> [Written instruction]
Return the following lines and nothing else: the one holding "What's the underlying" and all those after it in the records below, unchanged, minus any pictures.

> [Extracted data]
-- -- --
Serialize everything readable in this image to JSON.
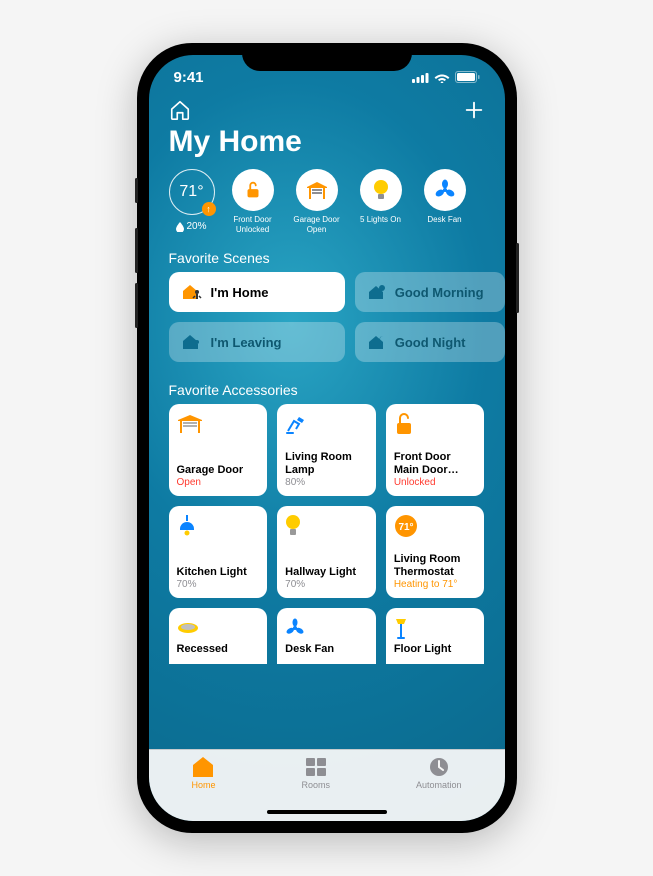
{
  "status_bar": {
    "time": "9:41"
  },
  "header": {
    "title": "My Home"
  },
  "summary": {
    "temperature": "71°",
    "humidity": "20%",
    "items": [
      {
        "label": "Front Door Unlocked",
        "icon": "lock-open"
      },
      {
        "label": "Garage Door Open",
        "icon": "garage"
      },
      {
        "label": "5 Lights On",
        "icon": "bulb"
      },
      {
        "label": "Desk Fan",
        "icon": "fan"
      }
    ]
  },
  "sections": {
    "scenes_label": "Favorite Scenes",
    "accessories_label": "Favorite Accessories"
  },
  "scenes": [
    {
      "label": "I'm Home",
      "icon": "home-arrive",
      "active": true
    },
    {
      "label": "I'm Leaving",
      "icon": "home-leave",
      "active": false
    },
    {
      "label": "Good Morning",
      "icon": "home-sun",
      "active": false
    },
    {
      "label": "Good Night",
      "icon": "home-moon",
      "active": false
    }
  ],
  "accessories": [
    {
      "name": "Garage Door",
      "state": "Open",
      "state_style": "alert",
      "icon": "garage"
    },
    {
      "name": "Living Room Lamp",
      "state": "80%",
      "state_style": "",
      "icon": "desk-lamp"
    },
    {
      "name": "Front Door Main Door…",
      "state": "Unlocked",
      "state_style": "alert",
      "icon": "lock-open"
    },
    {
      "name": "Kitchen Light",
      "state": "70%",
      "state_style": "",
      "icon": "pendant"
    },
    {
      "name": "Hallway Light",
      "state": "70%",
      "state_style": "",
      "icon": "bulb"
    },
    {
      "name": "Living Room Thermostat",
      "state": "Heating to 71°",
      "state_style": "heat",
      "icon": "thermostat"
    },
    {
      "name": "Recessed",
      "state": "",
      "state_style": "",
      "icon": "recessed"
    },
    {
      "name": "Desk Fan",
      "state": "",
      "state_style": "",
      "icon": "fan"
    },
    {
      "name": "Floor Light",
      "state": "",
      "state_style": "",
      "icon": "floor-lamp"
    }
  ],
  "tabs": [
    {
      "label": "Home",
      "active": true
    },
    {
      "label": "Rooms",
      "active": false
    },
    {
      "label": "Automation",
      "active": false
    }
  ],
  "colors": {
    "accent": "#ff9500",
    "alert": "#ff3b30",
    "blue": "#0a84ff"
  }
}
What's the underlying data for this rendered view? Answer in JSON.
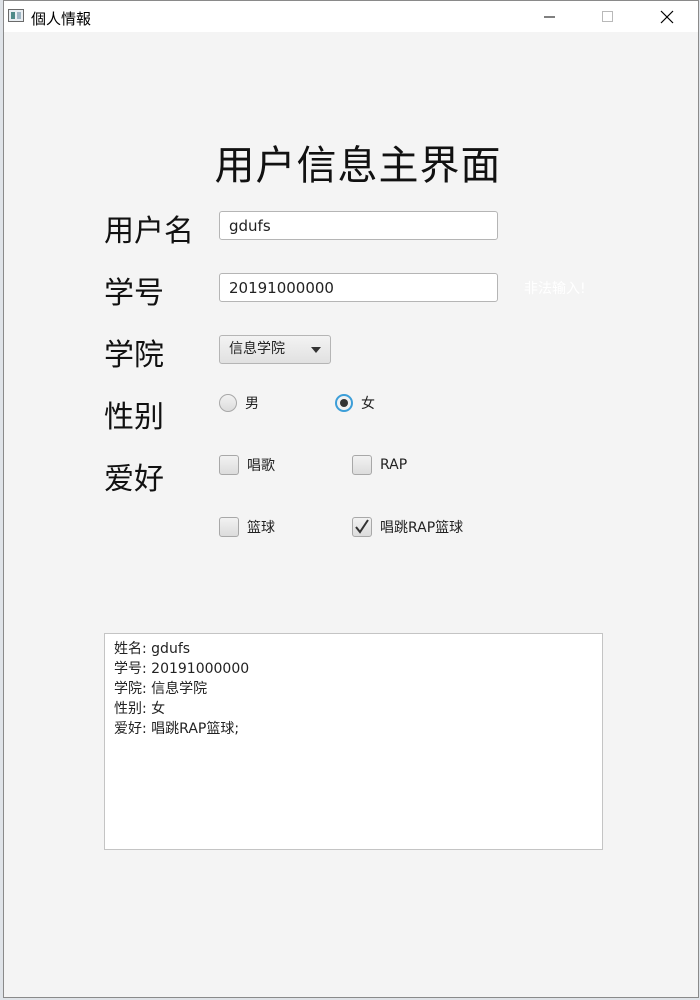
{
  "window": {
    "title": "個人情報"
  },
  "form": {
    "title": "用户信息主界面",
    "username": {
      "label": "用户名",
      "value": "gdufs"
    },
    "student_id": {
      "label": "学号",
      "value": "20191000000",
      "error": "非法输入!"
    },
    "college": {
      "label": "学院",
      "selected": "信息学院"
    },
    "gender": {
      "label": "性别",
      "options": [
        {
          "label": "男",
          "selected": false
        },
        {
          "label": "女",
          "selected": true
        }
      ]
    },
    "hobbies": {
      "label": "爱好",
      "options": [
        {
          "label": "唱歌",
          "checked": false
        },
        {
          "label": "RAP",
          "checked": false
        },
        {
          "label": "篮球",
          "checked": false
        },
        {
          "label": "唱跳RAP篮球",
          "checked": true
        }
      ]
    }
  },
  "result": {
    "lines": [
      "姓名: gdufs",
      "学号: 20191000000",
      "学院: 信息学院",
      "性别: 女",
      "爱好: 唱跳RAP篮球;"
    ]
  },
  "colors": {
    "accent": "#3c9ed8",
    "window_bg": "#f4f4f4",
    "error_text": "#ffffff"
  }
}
-- -- --
> [Result for this exercise]
What's the underlying data for this rendered view? Answer in JSON.
{
  "window": {
    "title": "個人情報"
  },
  "form": {
    "title": "用户信息主界面",
    "username": {
      "label": "用户名",
      "value": "gdufs"
    },
    "student_id": {
      "label": "学号",
      "value": "20191000000",
      "error": "非法输入!"
    },
    "college": {
      "label": "学院",
      "selected": "信息学院"
    },
    "gender": {
      "label": "性别",
      "options": [
        {
          "label": "男",
          "selected": false
        },
        {
          "label": "女",
          "selected": true
        }
      ]
    },
    "hobbies": {
      "label": "爱好",
      "options": [
        {
          "label": "唱歌",
          "checked": false
        },
        {
          "label": "RAP",
          "checked": false
        },
        {
          "label": "篮球",
          "checked": false
        },
        {
          "label": "唱跳RAP篮球",
          "checked": true
        }
      ]
    }
  },
  "result": {
    "lines": [
      "姓名: gdufs",
      "学号: 20191000000",
      "学院: 信息学院",
      "性别: 女",
      "爱好: 唱跳RAP篮球;"
    ]
  },
  "colors": {
    "accent": "#3c9ed8",
    "window_bg": "#f4f4f4",
    "error_text": "#ffffff"
  }
}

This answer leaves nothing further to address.